-- Page excerpt follows --

How Ralph Morse Photographed a Rocket From the Inside
That famous five-frame vertical sequence of Apollo 11 lifting off: LIFE photographer Ralph Morse spent two years convincing NASA and RCA to let him do it. He had optical glass fitted into a steel box on the launch platform, loaded a Nikon with 30–40 feet of film, and synchronized it with the countdown. Ten frames per second, starting at minus four seconds.
An hour after liftoff, they went up in the elevator and retrieved the camera. The photo of the century was taken automatically, in a place no human could stand.
The Technology Behind the Khamenei Assassination Plot
CNN’s report describes how the operation was built: Tehran traffic cameras hacked years earlier, feeding continuous movement data into a system that combined visual surveillance, human intelligence, signals intelligence, and satellite imagery. The output was precise enough to identify a specific room. All of it assembled from infrastructure that was originally just city traffic management.

-- Page excerpt concluded --
-- Dataset content follows --

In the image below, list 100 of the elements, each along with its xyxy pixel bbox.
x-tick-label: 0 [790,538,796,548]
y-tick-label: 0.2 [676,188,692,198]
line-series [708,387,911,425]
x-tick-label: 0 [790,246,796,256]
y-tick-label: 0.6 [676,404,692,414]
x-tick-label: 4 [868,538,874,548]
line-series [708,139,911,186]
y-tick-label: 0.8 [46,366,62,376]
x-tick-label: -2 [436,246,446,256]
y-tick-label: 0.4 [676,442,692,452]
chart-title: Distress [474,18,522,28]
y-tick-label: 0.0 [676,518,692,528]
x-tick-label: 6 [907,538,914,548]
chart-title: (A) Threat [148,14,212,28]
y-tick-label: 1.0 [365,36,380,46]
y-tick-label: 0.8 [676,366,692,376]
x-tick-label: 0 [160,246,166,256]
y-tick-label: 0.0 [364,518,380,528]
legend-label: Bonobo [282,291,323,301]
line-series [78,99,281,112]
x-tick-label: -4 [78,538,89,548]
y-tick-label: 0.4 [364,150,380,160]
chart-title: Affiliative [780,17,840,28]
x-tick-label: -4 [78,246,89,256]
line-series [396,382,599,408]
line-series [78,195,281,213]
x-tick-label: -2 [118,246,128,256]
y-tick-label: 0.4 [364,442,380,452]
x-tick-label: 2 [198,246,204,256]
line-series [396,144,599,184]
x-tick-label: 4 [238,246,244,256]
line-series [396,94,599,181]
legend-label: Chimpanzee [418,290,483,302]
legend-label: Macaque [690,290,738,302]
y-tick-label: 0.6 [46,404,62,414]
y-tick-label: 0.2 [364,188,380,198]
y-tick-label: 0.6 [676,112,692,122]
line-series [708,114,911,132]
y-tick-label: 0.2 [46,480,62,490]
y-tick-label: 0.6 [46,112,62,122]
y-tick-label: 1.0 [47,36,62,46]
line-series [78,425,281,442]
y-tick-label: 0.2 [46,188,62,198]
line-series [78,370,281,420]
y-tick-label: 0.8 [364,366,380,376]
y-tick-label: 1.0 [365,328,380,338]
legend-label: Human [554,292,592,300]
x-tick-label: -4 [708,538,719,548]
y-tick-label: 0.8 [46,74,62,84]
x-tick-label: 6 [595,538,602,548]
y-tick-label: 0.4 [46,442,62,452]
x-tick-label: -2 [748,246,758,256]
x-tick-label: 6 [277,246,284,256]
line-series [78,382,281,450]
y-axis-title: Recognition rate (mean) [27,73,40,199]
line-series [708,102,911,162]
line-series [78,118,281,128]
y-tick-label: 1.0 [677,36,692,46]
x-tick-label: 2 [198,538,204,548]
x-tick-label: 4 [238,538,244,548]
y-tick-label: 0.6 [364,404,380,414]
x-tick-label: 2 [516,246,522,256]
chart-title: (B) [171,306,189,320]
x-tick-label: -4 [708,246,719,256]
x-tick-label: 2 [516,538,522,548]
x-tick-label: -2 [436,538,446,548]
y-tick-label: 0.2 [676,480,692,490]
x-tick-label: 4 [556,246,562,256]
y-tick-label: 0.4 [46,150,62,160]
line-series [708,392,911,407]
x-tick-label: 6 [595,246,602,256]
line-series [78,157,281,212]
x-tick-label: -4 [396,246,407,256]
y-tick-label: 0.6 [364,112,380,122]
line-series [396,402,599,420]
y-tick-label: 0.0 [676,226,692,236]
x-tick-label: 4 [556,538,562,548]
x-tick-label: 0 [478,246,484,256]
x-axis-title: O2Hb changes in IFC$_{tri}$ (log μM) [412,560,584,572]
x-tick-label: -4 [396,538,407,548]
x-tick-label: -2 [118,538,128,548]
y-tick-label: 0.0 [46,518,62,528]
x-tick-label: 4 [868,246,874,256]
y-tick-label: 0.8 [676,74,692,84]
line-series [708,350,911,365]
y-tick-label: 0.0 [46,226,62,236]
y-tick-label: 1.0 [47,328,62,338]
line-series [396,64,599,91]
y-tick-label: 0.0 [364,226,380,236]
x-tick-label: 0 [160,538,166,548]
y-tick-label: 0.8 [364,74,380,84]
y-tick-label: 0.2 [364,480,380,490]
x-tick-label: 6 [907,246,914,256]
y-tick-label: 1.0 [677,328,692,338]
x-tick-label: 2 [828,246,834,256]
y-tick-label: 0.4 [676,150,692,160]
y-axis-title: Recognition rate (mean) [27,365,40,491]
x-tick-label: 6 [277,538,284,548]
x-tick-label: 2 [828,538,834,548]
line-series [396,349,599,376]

-- Dataset content concluded --

Write out the part of the page excerpt starting at "The Technology Behind" and ending at "city traffic management.", word for word. These rows have no connection to the page excerpt.

The Technology Behind the Khamenei Assassination Plot
CNN’s report describes how the operation was built: Tehran traffic cameras hacked years earlier, feeding continuous movement data into a system that combined visual surveillance, human intelligence, signals intelligence, and satellite imagery. The output was precise enough to identify a specific room. All of it assembled from infrastructure that was originally just city traffic management.